* [The input]
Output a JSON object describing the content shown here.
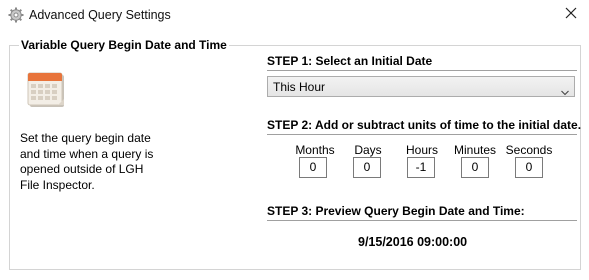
{
  "window": {
    "title": "Advanced Query Settings"
  },
  "group": {
    "legend": "Variable Query Begin Date and Time"
  },
  "description": {
    "line1": "Set the query begin date",
    "line2": "and time when a query is",
    "line3": "opened outside of LGH",
    "line4": "File Inspector."
  },
  "step1": {
    "heading": "STEP 1: Select an Initial Date",
    "selected": "This Hour"
  },
  "step2": {
    "heading": "STEP 2: Add or subtract units of time to the initial date.",
    "units": [
      {
        "label": "Months",
        "value": "0"
      },
      {
        "label": "Days",
        "value": "0"
      },
      {
        "label": "Hours",
        "value": "-1"
      },
      {
        "label": "Minutes",
        "value": "0"
      },
      {
        "label": "Seconds",
        "value": "0"
      }
    ]
  },
  "step3": {
    "heading": "STEP 3: Preview Query Begin Date and Time:",
    "preview": "9/15/2016 09:00:00"
  },
  "icons": {
    "title": "gear-icon",
    "close": "close-icon",
    "calendar": "calendar-icon",
    "dropdown": "chevron-down-icon"
  },
  "colors": {
    "calendar_header": "#e8743b",
    "calendar_body": "#f3eee6",
    "group_border": "#d4d4d4"
  }
}
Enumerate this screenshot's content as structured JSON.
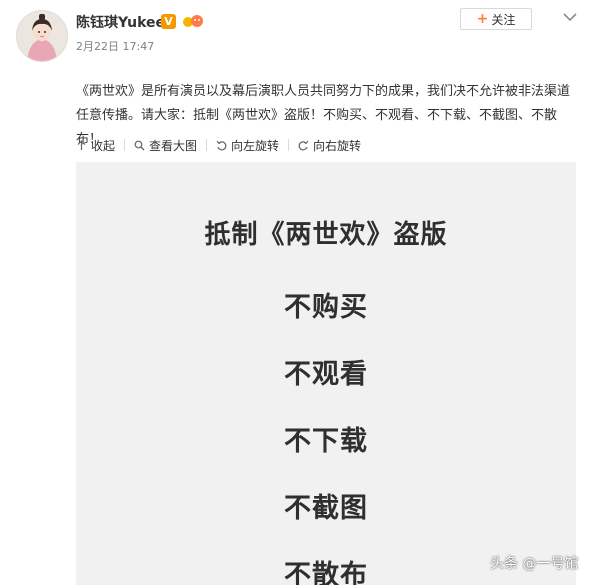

* [Exercise details]
Repeat the listing in full and exactly. Leave any pictures out.

* [Result of the task]
Output a JSON object describing the content shown here.
{
  "window": {
    "title": "Advanced Query Settings"
  },
  "group": {
    "legend": "Variable Query Begin Date and Time"
  },
  "description": {
    "line1": "Set the query begin date",
    "line2": "and time when a query is",
    "line3": "opened outside of LGH",
    "line4": "File Inspector."
  },
  "step1": {
    "heading": "STEP 1: Select an Initial Date",
    "selected": "This Hour"
  },
  "step2": {
    "heading": "STEP 2: Add or subtract units of time to the initial date.",
    "units": [
      {
        "label": "Months",
        "value": "0"
      },
      {
        "label": "Days",
        "value": "0"
      },
      {
        "label": "Hours",
        "value": "-1"
      },
      {
        "label": "Minutes",
        "value": "0"
      },
      {
        "label": "Seconds",
        "value": "0"
      }
    ]
  },
  "step3": {
    "heading": "STEP 3: Preview Query Begin Date and Time:",
    "preview": "9/15/2016 09:00:00"
  },
  "icons": {
    "title": "gear-icon",
    "close": "close-icon",
    "calendar": "calendar-icon",
    "dropdown": "chevron-down-icon"
  },
  "colors": {
    "calendar_header": "#e8743b",
    "calendar_body": "#f3eee6",
    "group_border": "#d4d4d4"
  }
}
Enumerate this screenshot's content as structured JSON.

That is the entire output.